# Set task:
Scan the material below for lines with the word "подлежит" and report how many there are, with nothing added.

# Available data:

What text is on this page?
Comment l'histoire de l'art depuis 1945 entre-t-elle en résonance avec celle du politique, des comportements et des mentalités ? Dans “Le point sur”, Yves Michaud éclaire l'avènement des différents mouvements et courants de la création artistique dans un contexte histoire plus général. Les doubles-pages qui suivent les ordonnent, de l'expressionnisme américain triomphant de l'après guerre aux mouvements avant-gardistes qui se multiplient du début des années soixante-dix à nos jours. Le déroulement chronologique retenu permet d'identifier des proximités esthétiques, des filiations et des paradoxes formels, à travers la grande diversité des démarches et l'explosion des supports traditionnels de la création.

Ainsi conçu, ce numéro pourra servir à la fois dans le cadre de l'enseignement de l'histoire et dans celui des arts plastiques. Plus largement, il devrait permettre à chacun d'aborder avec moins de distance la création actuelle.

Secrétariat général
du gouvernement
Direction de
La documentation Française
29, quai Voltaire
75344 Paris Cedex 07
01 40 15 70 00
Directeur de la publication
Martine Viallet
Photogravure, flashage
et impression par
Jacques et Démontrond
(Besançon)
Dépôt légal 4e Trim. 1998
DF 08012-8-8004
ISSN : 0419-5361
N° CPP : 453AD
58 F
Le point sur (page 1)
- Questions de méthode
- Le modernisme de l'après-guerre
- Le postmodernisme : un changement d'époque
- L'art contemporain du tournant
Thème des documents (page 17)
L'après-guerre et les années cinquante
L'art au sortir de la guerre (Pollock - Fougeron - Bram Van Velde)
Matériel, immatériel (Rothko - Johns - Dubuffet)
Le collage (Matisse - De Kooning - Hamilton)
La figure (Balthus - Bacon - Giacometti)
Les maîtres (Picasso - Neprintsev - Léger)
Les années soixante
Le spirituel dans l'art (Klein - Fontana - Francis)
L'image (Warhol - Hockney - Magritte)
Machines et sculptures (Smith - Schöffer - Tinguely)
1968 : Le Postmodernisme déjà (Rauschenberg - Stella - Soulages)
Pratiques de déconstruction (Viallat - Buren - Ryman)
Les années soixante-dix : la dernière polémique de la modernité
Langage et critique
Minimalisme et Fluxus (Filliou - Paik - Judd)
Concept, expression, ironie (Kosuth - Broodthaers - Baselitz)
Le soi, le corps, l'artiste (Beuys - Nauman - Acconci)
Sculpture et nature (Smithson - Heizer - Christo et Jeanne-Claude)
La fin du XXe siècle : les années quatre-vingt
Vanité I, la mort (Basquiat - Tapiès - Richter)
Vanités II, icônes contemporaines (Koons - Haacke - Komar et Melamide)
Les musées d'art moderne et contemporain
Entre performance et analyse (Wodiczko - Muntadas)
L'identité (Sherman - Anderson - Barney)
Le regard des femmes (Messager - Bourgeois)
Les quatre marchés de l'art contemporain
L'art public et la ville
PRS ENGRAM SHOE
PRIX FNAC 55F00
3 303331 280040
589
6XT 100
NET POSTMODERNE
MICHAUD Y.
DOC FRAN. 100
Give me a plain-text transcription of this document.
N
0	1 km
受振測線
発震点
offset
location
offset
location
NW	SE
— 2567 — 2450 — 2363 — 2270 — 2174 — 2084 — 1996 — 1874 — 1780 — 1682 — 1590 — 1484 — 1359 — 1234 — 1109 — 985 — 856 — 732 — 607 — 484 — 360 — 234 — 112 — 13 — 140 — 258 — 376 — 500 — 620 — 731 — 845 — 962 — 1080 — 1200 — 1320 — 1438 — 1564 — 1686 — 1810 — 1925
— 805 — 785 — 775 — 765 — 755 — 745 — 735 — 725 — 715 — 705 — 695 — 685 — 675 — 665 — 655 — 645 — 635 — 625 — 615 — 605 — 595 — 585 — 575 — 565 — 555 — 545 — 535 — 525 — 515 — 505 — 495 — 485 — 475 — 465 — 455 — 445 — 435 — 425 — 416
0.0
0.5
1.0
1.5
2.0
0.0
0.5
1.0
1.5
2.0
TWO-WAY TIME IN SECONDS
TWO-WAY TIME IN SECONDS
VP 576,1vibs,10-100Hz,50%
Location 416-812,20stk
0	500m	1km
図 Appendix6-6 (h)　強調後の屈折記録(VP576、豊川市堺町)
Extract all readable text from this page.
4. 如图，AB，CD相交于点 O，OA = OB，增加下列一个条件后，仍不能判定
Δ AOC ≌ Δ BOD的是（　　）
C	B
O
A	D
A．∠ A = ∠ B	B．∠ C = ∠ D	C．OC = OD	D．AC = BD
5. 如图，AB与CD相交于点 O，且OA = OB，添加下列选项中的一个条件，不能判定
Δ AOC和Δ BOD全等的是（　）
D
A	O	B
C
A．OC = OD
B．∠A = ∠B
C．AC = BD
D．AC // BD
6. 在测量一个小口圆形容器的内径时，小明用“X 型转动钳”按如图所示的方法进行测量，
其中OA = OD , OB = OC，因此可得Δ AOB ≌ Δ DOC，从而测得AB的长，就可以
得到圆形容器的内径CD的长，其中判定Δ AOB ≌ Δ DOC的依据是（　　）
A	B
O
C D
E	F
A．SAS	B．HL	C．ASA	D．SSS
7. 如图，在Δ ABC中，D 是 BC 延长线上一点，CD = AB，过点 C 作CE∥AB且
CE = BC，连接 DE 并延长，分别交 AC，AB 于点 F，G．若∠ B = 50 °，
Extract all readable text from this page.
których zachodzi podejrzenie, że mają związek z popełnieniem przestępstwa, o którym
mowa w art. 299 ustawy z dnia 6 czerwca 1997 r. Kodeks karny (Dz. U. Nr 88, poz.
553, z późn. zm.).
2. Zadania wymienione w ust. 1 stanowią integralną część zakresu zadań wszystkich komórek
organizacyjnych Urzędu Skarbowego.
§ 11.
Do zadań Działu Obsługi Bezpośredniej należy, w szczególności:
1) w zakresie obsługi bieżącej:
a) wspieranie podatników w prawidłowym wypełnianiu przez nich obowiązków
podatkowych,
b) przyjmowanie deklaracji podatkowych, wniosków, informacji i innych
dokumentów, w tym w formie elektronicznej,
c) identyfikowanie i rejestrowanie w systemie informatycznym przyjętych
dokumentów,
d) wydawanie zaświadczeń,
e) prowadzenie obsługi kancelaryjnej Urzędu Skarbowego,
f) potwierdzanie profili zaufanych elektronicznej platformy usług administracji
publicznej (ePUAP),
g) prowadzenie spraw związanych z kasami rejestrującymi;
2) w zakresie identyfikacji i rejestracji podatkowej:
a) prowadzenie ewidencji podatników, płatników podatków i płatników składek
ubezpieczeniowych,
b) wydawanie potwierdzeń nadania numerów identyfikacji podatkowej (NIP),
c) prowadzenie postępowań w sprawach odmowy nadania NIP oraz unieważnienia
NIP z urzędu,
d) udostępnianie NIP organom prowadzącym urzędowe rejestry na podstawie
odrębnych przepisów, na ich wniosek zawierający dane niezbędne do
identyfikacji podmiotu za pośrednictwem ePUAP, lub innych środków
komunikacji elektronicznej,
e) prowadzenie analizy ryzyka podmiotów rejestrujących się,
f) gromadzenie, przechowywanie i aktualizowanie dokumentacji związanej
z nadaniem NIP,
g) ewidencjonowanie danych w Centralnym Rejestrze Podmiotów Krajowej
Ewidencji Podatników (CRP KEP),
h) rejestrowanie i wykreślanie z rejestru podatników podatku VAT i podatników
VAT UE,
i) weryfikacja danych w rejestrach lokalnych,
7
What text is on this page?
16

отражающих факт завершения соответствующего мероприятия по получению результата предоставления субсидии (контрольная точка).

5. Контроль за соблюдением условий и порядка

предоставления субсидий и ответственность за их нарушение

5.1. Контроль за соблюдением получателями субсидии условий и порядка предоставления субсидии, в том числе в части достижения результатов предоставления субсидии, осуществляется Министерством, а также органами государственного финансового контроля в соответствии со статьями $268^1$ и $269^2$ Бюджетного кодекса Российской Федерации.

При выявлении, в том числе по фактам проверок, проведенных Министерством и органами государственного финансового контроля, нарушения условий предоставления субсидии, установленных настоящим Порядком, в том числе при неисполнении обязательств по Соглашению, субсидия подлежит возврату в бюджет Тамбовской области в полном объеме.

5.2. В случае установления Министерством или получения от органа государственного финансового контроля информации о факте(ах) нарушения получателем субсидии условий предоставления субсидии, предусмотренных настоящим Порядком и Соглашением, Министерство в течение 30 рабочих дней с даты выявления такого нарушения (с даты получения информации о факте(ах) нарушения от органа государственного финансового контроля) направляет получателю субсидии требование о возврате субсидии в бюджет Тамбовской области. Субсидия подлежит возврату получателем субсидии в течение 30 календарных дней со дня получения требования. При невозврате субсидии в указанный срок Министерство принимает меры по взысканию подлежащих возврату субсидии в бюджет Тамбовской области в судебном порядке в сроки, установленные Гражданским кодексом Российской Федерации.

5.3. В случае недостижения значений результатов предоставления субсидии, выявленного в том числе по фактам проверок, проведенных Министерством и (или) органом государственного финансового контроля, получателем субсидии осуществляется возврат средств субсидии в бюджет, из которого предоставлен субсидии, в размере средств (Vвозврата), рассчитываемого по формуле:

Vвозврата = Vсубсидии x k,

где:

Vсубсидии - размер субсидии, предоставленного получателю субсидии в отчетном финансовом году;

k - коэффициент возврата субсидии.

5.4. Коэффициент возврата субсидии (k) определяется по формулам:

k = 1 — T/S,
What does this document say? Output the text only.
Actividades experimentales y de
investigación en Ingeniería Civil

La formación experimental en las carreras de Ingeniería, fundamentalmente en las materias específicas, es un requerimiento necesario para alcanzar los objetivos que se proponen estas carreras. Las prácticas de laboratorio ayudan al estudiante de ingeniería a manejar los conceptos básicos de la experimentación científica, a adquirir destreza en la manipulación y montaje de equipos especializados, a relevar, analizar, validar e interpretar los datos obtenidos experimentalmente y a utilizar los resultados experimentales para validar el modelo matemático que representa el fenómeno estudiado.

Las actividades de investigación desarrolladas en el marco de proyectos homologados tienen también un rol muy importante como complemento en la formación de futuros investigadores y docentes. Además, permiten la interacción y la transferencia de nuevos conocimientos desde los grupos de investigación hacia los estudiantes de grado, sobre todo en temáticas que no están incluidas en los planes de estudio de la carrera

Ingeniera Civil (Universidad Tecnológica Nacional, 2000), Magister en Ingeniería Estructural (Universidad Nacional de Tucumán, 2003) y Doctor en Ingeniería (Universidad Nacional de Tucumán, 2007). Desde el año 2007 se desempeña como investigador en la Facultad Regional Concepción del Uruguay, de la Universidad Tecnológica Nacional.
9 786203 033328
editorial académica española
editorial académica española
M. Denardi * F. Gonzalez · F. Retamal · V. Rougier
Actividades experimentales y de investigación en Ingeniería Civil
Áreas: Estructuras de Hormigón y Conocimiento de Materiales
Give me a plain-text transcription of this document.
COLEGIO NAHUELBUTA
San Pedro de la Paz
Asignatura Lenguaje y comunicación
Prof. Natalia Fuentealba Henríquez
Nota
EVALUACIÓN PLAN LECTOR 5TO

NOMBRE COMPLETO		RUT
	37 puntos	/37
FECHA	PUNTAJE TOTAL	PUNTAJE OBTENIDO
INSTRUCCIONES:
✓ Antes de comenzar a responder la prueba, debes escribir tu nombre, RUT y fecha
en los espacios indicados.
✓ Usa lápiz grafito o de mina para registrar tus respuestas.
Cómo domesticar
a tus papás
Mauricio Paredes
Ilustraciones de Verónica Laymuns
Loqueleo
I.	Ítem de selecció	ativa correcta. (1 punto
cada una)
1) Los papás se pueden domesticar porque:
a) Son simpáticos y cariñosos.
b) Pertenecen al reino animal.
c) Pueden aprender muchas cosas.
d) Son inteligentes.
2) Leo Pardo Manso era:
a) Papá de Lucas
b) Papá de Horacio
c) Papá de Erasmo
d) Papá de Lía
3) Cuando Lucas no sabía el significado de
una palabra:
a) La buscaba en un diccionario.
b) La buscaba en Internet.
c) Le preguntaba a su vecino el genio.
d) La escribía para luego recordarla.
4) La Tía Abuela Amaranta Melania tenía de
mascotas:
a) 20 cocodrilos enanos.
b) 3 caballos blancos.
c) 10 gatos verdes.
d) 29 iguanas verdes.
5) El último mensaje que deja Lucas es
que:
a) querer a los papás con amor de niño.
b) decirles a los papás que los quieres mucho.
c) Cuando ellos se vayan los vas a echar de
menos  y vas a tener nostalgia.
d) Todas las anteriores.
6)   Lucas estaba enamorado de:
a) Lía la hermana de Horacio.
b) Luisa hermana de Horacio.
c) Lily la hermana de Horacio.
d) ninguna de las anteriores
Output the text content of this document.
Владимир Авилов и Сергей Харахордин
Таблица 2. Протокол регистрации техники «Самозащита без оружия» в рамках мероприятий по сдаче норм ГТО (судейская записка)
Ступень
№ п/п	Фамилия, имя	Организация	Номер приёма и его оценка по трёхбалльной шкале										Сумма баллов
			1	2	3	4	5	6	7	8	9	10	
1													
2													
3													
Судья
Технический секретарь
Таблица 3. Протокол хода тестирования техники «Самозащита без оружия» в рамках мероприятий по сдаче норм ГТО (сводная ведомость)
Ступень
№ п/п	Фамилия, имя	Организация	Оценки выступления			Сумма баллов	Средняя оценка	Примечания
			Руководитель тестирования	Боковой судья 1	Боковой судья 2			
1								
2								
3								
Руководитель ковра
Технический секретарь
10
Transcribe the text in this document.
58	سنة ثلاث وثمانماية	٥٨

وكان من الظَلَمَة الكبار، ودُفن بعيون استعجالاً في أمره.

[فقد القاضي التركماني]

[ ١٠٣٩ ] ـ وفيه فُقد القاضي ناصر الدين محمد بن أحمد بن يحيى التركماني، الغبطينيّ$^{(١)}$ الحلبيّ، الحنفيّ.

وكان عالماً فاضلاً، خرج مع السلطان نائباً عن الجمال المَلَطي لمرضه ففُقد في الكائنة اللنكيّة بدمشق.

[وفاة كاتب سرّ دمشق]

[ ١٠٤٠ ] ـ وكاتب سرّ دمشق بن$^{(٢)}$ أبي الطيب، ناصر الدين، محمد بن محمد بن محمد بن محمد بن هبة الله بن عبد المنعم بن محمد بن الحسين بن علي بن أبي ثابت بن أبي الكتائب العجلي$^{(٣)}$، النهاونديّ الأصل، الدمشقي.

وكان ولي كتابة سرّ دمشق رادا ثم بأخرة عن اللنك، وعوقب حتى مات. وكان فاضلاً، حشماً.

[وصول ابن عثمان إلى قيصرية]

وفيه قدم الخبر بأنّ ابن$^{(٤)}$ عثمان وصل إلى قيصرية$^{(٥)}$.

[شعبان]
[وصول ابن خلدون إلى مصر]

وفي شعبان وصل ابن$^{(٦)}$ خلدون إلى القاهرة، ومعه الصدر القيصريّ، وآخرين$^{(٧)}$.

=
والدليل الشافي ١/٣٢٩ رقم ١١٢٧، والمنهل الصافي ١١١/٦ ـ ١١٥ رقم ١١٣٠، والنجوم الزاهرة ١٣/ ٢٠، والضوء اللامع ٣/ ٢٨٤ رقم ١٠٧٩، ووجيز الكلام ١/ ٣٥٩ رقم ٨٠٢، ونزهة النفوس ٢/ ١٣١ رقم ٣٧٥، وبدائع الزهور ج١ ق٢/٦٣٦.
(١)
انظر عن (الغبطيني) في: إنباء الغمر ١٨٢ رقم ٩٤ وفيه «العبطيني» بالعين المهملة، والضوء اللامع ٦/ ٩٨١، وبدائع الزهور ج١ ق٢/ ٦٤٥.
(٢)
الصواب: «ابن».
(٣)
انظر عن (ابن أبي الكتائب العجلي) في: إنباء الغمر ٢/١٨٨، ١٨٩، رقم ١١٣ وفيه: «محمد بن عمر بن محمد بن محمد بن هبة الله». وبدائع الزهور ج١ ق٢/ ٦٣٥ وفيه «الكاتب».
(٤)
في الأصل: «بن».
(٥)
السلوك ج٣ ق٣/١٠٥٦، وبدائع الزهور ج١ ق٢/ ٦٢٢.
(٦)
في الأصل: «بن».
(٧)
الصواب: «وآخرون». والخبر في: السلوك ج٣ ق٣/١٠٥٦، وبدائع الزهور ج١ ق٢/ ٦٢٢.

# Solution to this task:
2